(Stored records)
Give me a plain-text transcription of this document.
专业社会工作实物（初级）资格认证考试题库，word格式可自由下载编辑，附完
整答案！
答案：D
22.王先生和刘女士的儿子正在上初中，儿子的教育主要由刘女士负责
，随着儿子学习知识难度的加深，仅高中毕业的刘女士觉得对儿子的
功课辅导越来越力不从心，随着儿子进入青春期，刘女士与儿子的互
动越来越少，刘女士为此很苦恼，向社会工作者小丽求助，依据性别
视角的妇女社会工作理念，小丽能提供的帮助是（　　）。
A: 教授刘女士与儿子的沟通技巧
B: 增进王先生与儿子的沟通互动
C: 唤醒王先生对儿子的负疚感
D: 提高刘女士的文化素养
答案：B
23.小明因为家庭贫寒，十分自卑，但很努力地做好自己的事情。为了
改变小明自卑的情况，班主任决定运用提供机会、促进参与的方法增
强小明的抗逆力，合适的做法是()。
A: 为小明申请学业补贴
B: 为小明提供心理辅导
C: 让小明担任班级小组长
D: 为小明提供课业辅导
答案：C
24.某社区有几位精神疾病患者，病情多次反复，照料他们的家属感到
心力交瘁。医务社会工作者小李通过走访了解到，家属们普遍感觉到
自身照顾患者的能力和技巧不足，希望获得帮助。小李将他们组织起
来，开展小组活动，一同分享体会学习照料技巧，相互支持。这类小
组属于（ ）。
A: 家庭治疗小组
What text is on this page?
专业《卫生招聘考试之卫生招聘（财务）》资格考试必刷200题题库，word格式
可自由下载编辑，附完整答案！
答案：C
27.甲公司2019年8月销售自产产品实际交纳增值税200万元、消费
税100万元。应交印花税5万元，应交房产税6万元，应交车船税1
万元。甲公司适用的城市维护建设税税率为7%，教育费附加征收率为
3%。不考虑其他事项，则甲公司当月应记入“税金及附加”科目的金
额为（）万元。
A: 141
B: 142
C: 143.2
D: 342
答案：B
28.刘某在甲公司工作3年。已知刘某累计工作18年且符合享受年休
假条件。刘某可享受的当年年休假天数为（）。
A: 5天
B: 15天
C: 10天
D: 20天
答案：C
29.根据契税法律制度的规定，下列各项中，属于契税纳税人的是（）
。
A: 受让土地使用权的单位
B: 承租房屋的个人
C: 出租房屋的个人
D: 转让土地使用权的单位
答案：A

▶ _Stated goal_:
From the entries above, select each line containing the string "text".

▶ _Expected answer_:
Give me a plain-text transcription of this document.
What text is on this page?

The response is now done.